> DATA EXTRACT
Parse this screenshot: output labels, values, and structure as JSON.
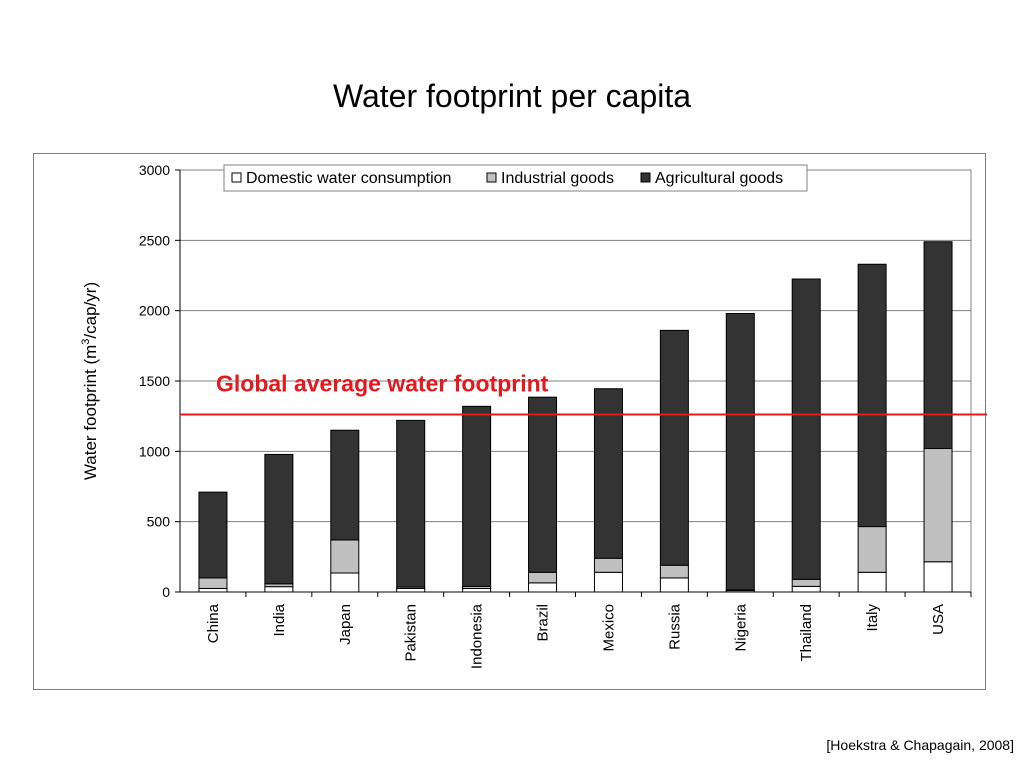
{
  "slide": {
    "title": "Water footprint per capita",
    "citation": "[Hoekstra & Chapagain, 2008]"
  },
  "chart_data": {
    "type": "bar",
    "stacked": true,
    "title": "",
    "xlabel": "",
    "ylabel": "Water footprint (m³/cap/yr)",
    "ylabel_parts": {
      "before": "Water footprint (m",
      "sup": "3",
      "after": "/cap/yr)"
    },
    "ylim": [
      0,
      3000
    ],
    "yticks": [
      0,
      500,
      1000,
      1500,
      2000,
      2500,
      3000
    ],
    "grid": true,
    "legend_position": "top",
    "categories": [
      "China",
      "India",
      "Japan",
      "Pakistan",
      "Indonesia",
      "Brazil",
      "Mexico",
      "Russia",
      "Nigeria",
      "Thailand",
      "Italy",
      "USA"
    ],
    "series": [
      {
        "name": "Domestic water consumption",
        "color": "#ffffff",
        "values": [
          25,
          38,
          135,
          25,
          25,
          65,
          140,
          100,
          10,
          40,
          140,
          215
        ]
      },
      {
        "name": "Industrial goods",
        "color": "#c0c0c0",
        "values": [
          75,
          20,
          235,
          10,
          15,
          75,
          100,
          90,
          5,
          50,
          325,
          805
        ]
      },
      {
        "name": "Agricultural goods",
        "color": "#333333",
        "values": [
          610,
          920,
          780,
          1185,
          1280,
          1245,
          1205,
          1670,
          1965,
          2135,
          1865,
          1470
        ]
      }
    ],
    "annotation": {
      "text": "Global average water footprint",
      "value": 1262,
      "color": "#e5191d"
    }
  }
}
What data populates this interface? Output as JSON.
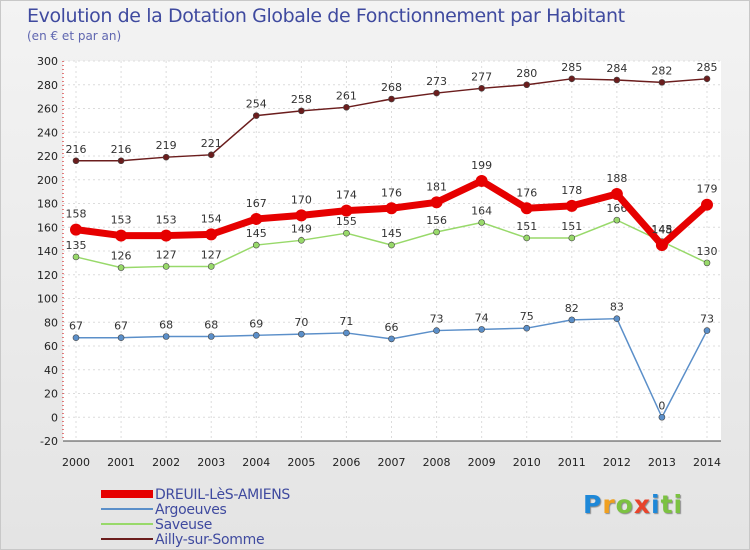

> WHAT THE EXERCISE ASKS
Print each entry shown above with exact wording and no pictures.

> REPLY
Parse this screenshot: output labels, values, and structure as JSON.
{
  "slide": {
    "title": "Water footprint per capita",
    "citation": "[Hoekstra & Chapagain, 2008]"
  },
  "chart_data": {
    "type": "bar",
    "stacked": true,
    "title": "",
    "xlabel": "",
    "ylabel": "Water footprint (m³/cap/yr)",
    "ylabel_parts": {
      "before": "Water footprint (m",
      "sup": "3",
      "after": "/cap/yr)"
    },
    "ylim": [
      0,
      3000
    ],
    "yticks": [
      0,
      500,
      1000,
      1500,
      2000,
      2500,
      3000
    ],
    "grid": true,
    "legend_position": "top",
    "categories": [
      "China",
      "India",
      "Japan",
      "Pakistan",
      "Indonesia",
      "Brazil",
      "Mexico",
      "Russia",
      "Nigeria",
      "Thailand",
      "Italy",
      "USA"
    ],
    "series": [
      {
        "name": "Domestic water consumption",
        "color": "#ffffff",
        "values": [
          25,
          38,
          135,
          25,
          25,
          65,
          140,
          100,
          10,
          40,
          140,
          215
        ]
      },
      {
        "name": "Industrial goods",
        "color": "#c0c0c0",
        "values": [
          75,
          20,
          235,
          10,
          15,
          75,
          100,
          90,
          5,
          50,
          325,
          805
        ]
      },
      {
        "name": "Agricultural goods",
        "color": "#333333",
        "values": [
          610,
          920,
          780,
          1185,
          1280,
          1245,
          1205,
          1670,
          1965,
          2135,
          1865,
          1470
        ]
      }
    ],
    "annotation": {
      "text": "Global average water footprint",
      "value": 1262,
      "color": "#e5191d"
    }
  }
}
What data populates this interface? Output as JSON.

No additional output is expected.